Dataset entries:
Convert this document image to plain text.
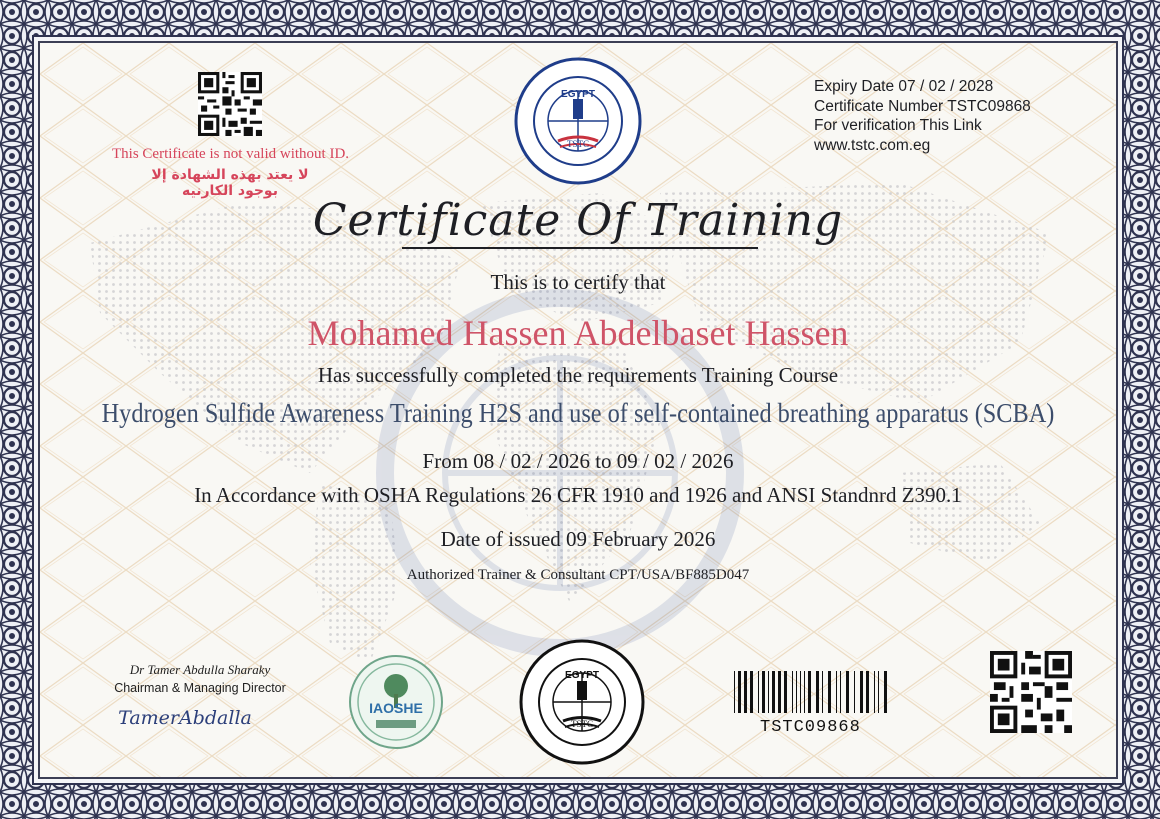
This Certificate is not valid without ID.
لا يعتد بهذه الشهادة إلا بوجود الكارنيه
EGYPT
TSTC
Expiry Date 07 / 02 / 2028
Certificate Number TSTC09868
For verification This Link
www.tstc.com.eg
Certificate Of Training
This is to certify that
Mohamed Hassen Abdelbaset Hassen
Has successfully completed the requirements Training Course
Hydrogen Sulfide Awareness Training H2S and use of self-contained breathing apparatus (SCBA)
From 08 / 02 / 2026 to 09 / 02 / 2026
In Accordance with OSHA Regulations 26 CFR 1910 and 1926 and ANSI Standnrd Z390.1
Date of issued 09 February 2026
Authorized Trainer & Consultant CPT/USA/BF885D047
Dr Tamer Abdulla Sharaky
Chairman & Managing Director
TamerAbdalla	IAOSHE
EGYPT
TSTC	TSTC09868
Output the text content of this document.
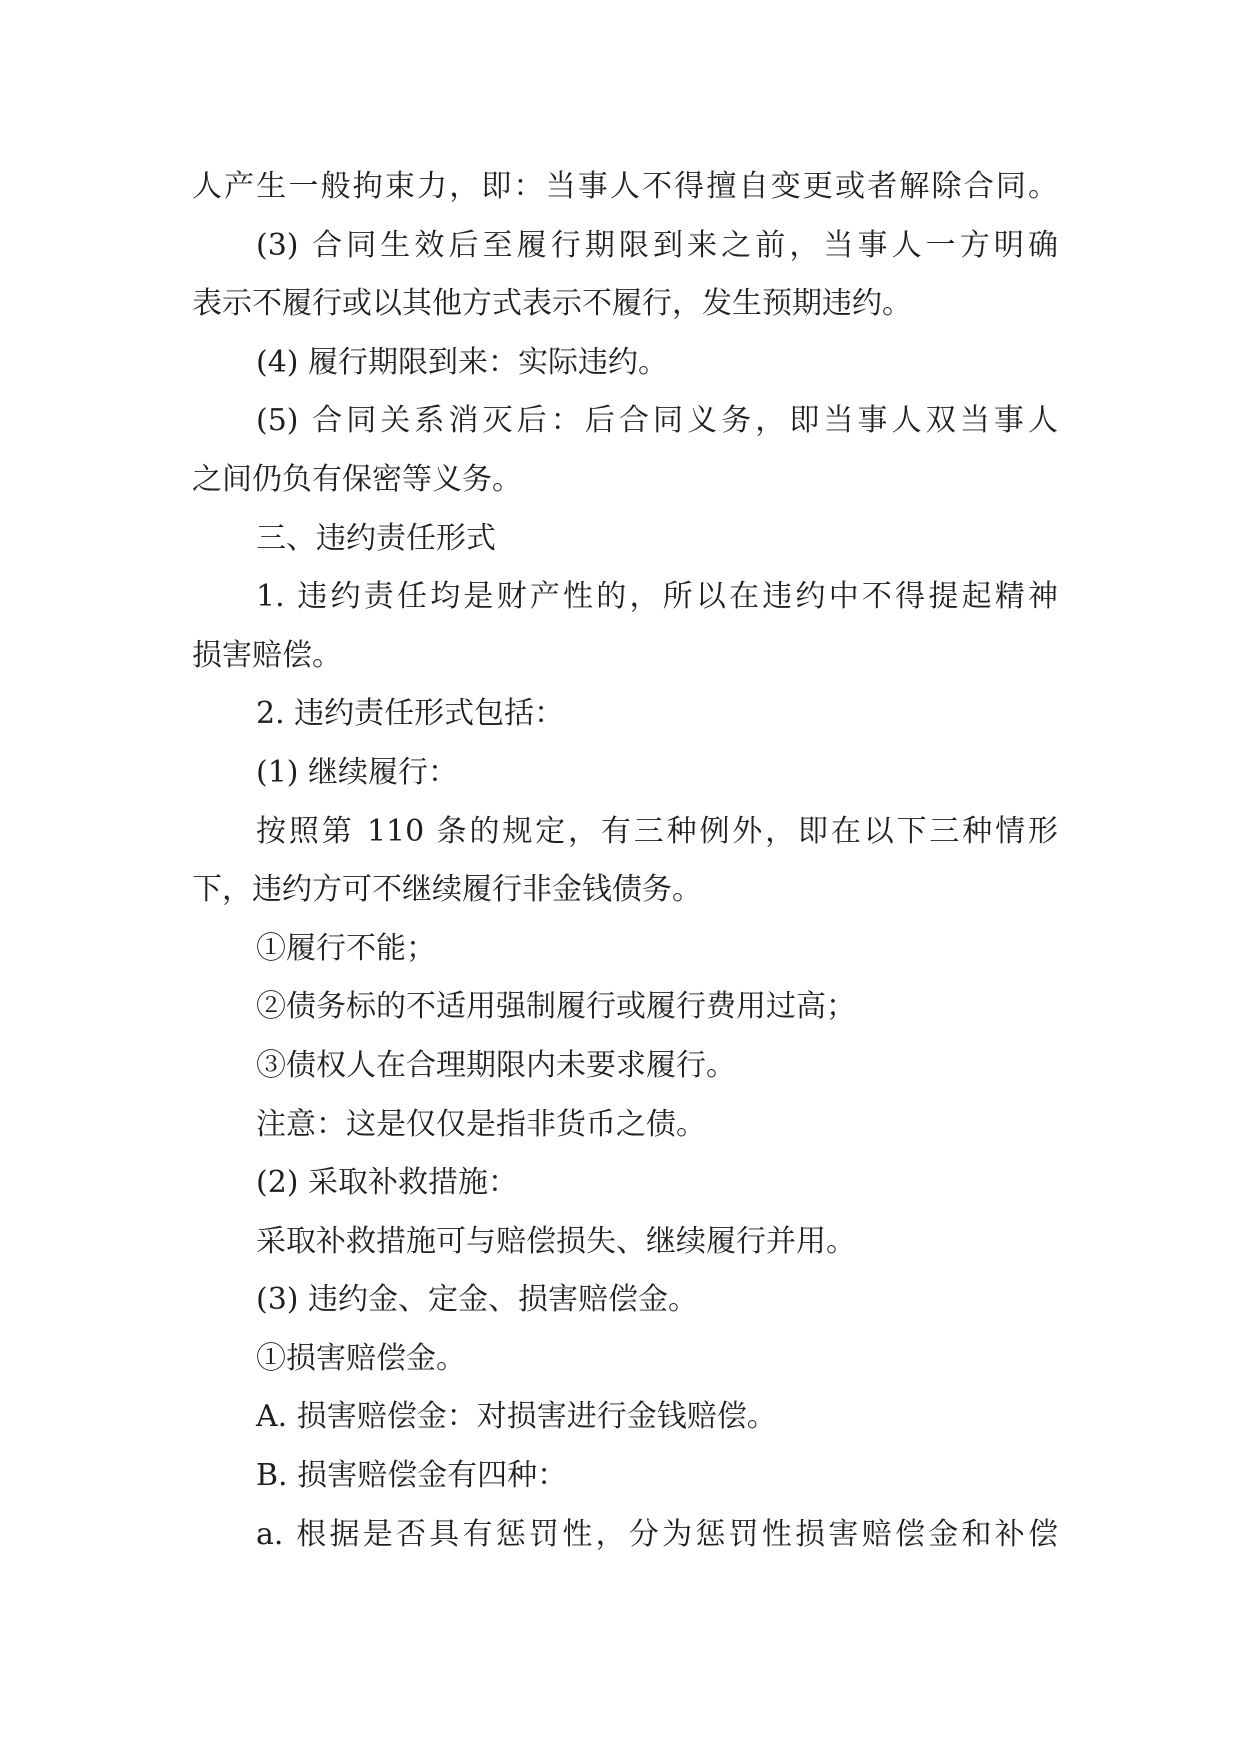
人产生一般拘束力，即：当事人不得擅自变更或者解除合同。
(3) 合同生效后至履行期限到来之前，当事人一方明确
表示不履行或以其他方式表示不履行，发生预期违约。
(4) 履行期限到来：实际违约。
(5) 合同关系消灭后：后合同义务，即当事人双当事人
之间仍负有保密等义务。
三、违约责任形式
1. 违约责任均是财产性的，所以在违约中不得提起精神
损害赔偿。
2. 违约责任形式包括：
(1) 继续履行：
按照第 110 条的规定，有三种例外，即在以下三种情形
下，违约方可不继续履行非金钱债务。
①履行不能；
②债务标的不适用强制履行或履行费用过高；
③债权人在合理期限内未要求履行。
注意：这是仅仅是指非货币之债。
(2) 采取补救措施：
采取补救措施可与赔偿损失、继续履行并用。
(3) 违约金、定金、损害赔偿金。
①损害赔偿金。
A. 损害赔偿金：对损害进行金钱赔偿。
B. 损害赔偿金有四种：
a. 根据是否具有惩罚性，分为惩罚性损害赔偿金和补偿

STATED GOAL: Your answer should be a single number: the count of lines in the entries that contain the word "text".

EXERCISE RESPONSE: 2